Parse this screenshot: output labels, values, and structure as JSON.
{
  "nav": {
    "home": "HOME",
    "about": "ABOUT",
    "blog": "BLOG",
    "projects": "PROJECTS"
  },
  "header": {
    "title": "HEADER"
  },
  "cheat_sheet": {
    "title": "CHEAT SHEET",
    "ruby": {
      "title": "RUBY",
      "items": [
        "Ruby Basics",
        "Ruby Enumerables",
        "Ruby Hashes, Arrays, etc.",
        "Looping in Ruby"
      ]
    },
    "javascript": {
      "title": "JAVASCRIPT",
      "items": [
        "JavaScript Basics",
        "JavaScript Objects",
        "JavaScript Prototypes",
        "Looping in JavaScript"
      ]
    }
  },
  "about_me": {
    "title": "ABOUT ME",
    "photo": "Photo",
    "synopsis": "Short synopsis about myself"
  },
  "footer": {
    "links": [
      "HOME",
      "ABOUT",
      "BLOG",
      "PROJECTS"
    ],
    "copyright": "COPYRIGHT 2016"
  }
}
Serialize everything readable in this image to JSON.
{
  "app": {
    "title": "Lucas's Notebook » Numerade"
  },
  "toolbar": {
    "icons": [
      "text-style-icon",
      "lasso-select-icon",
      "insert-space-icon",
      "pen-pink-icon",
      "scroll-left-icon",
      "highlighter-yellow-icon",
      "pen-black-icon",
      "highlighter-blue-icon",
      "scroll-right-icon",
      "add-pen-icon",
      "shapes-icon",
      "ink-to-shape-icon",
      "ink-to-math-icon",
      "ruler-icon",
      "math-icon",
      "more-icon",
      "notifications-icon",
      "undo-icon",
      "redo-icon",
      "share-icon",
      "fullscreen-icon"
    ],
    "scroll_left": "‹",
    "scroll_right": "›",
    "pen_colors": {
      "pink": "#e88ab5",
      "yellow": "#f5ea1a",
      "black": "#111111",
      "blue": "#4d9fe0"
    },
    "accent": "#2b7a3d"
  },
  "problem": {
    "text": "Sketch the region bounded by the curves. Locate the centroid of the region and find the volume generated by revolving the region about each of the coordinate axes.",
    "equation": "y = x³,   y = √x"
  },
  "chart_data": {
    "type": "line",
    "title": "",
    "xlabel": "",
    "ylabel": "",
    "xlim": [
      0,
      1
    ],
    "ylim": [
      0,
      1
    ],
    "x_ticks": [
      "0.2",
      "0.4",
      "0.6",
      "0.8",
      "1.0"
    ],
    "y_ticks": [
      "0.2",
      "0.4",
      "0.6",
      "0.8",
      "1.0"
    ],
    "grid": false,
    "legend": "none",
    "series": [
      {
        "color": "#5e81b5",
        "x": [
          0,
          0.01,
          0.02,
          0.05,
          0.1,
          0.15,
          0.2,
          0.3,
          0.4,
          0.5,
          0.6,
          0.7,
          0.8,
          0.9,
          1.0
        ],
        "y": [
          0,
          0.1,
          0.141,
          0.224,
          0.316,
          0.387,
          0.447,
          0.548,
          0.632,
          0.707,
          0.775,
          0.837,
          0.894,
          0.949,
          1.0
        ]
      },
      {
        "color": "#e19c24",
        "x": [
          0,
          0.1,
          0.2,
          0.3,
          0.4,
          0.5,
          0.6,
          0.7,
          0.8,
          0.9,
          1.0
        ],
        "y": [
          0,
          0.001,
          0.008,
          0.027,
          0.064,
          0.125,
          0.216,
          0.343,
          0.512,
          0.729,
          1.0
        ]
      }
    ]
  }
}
...
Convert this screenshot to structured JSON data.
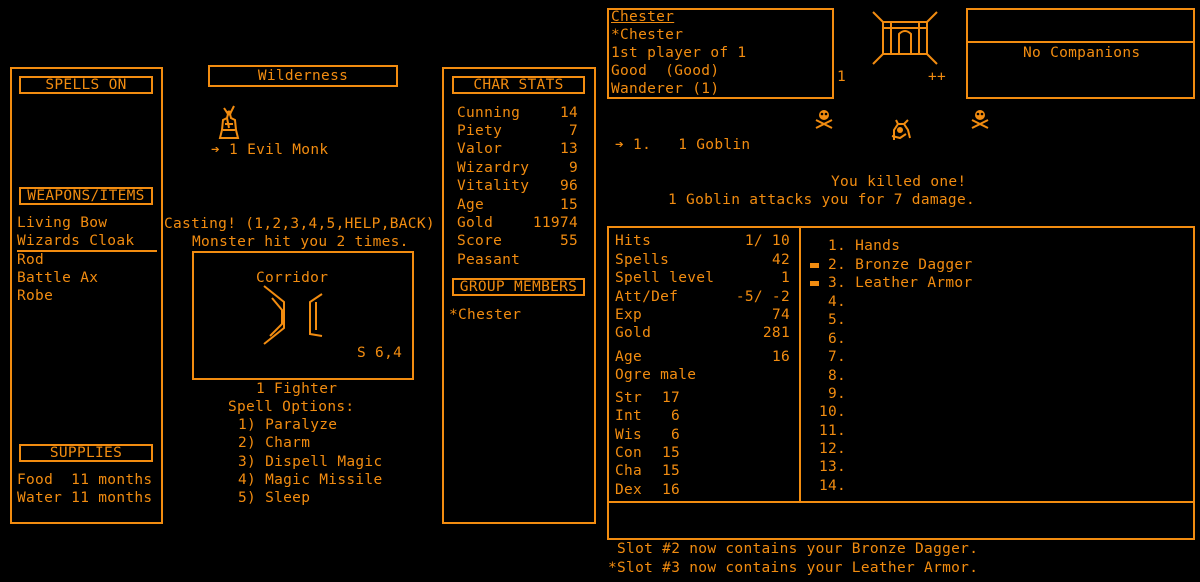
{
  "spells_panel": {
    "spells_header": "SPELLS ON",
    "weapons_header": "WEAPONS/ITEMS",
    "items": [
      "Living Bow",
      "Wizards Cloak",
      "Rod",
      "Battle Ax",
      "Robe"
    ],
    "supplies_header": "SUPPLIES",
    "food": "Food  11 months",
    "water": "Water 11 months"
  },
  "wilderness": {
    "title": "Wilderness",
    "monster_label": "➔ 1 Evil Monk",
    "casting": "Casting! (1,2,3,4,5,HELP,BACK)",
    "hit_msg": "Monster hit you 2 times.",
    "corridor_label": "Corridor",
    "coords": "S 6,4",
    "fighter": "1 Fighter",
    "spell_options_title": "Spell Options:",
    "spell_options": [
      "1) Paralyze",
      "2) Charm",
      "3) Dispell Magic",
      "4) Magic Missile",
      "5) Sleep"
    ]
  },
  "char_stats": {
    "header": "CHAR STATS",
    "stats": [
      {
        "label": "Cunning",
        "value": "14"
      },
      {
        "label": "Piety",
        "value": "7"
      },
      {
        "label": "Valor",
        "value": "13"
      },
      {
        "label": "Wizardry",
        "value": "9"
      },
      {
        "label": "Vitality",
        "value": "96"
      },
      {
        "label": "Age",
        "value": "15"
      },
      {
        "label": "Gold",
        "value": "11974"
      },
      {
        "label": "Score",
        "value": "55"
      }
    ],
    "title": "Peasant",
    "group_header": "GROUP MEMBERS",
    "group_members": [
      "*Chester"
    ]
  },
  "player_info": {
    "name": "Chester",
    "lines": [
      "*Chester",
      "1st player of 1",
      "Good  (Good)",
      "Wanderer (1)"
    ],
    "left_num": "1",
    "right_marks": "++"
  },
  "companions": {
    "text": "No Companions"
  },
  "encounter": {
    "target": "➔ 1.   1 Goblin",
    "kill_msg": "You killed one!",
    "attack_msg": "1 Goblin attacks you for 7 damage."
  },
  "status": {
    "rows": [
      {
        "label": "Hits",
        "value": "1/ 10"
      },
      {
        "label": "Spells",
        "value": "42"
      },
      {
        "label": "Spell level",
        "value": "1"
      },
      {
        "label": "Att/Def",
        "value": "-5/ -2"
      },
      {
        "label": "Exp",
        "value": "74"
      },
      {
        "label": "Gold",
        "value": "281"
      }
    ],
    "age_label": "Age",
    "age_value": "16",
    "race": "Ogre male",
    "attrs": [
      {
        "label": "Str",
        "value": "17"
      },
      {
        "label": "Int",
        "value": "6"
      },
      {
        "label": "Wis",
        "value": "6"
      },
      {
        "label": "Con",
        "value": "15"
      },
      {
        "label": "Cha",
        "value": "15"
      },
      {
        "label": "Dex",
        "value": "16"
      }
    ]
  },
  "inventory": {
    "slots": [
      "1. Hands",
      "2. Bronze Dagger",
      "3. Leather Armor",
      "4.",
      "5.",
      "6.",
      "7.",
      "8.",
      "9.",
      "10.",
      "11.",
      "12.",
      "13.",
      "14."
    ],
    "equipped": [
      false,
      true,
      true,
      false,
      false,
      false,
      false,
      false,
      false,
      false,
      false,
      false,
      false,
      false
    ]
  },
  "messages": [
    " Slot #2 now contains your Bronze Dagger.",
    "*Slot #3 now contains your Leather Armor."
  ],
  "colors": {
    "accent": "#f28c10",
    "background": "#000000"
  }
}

• _Written task_: How many lines of these entries contain "Leather"? Answer with the number and nothing else.

• _Output for this exercise_: 2